- What to work on -
From the line containing "Transcribe this image's" through the last line of the entries, output the text exactly. Pictures stay out.

*****

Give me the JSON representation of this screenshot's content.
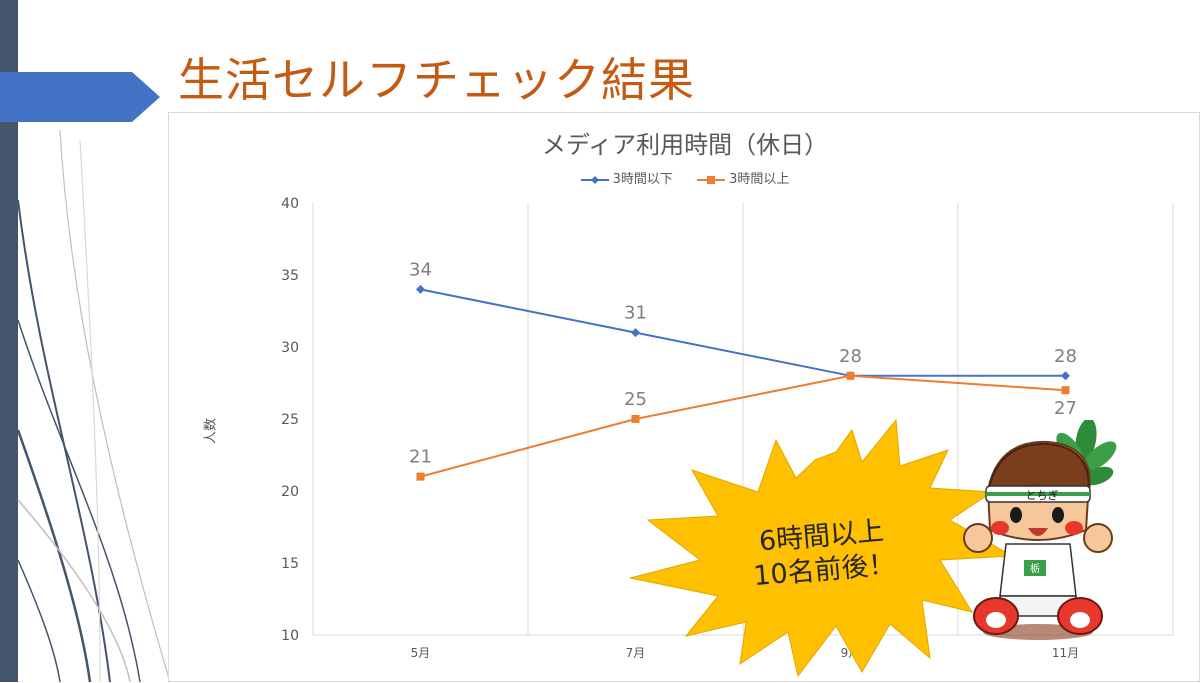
{
  "slide": {
    "title": "生活セルフチェック結果"
  },
  "chart_data": {
    "type": "line",
    "title": "メディア利用時間（休日）",
    "categories": [
      "5月",
      "7月",
      "9月",
      "11月"
    ],
    "ylabel": "人数",
    "xlabel": "",
    "ylim": [
      10,
      40
    ],
    "yticks": [
      10,
      15,
      20,
      25,
      30,
      35,
      40
    ],
    "grid": "vertical",
    "legend": "top-center",
    "series": [
      {
        "name": "3時間以下",
        "values": [
          34,
          31,
          28,
          28
        ],
        "color": "#4472c4",
        "marker": "diamond"
      },
      {
        "name": "3時間以上",
        "values": [
          21,
          25,
          28,
          27
        ],
        "color": "#ed7d31",
        "marker": "square"
      }
    ]
  },
  "callout": {
    "line1": "6時間以上",
    "line2": "10名前後！",
    "fill": "#ffc000"
  },
  "mascot": {
    "headband_text": "とちぎ",
    "badge_text": "栃"
  }
}
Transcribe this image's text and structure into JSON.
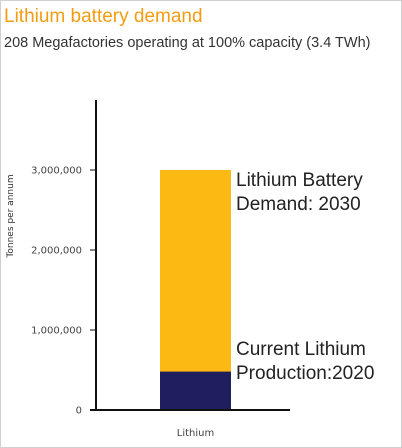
{
  "chart_data": {
    "type": "bar",
    "title": "Lithium battery demand",
    "subtitle": "208 Megafactories operating at 100% capacity  (3.4 TWh)",
    "categories": [
      "Lithium"
    ],
    "series": [
      {
        "name": "Current Lithium Production:2020",
        "values": [
          480000
        ],
        "color": "#1f1f5e"
      },
      {
        "name": "Lithium Battery Demand: 2030",
        "values": [
          3000000
        ],
        "color": "#fdb913"
      }
    ],
    "stacking": "overlay",
    "xlabel": "",
    "ylabel": "Tonnes per annum",
    "ylim": [
      0,
      3000000
    ],
    "yticks": [
      0,
      1000000,
      2000000,
      3000000
    ],
    "ytick_labels": [
      "0",
      "1,000,000",
      "2,000,000",
      "3,000,000"
    ],
    "annotations": [
      {
        "lines": [
          "Lithium Battery",
          "Demand: 2030"
        ],
        "target": "demand"
      },
      {
        "lines": [
          "Current Lithium",
          "Production:2020"
        ],
        "target": "production"
      }
    ],
    "grid": false,
    "legend": "none"
  },
  "colors": {
    "title": "#f39c12",
    "demand_bar": "#fdb913",
    "production_bar": "#1f1f5e",
    "axis": "#111111"
  }
}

*****

- Full answer -
Transcribe this image's text and structure into JSON.
{
  "chart_data": {
    "type": "bar",
    "title": "Lithium battery demand",
    "subtitle": "208 Megafactories operating at 100% capacity  (3.4 TWh)",
    "categories": [
      "Lithium"
    ],
    "series": [
      {
        "name": "Current Lithium Production:2020",
        "values": [
          480000
        ],
        "color": "#1f1f5e"
      },
      {
        "name": "Lithium Battery Demand: 2030",
        "values": [
          3000000
        ],
        "color": "#fdb913"
      }
    ],
    "stacking": "overlay",
    "xlabel": "",
    "ylabel": "Tonnes per annum",
    "ylim": [
      0,
      3000000
    ],
    "yticks": [
      0,
      1000000,
      2000000,
      3000000
    ],
    "ytick_labels": [
      "0",
      "1,000,000",
      "2,000,000",
      "3,000,000"
    ],
    "annotations": [
      {
        "lines": [
          "Lithium Battery",
          "Demand: 2030"
        ],
        "target": "demand"
      },
      {
        "lines": [
          "Current Lithium",
          "Production:2020"
        ],
        "target": "production"
      }
    ],
    "grid": false,
    "legend": "none"
  },
  "colors": {
    "title": "#f39c12",
    "demand_bar": "#fdb913",
    "production_bar": "#1f1f5e",
    "axis": "#111111"
  }
}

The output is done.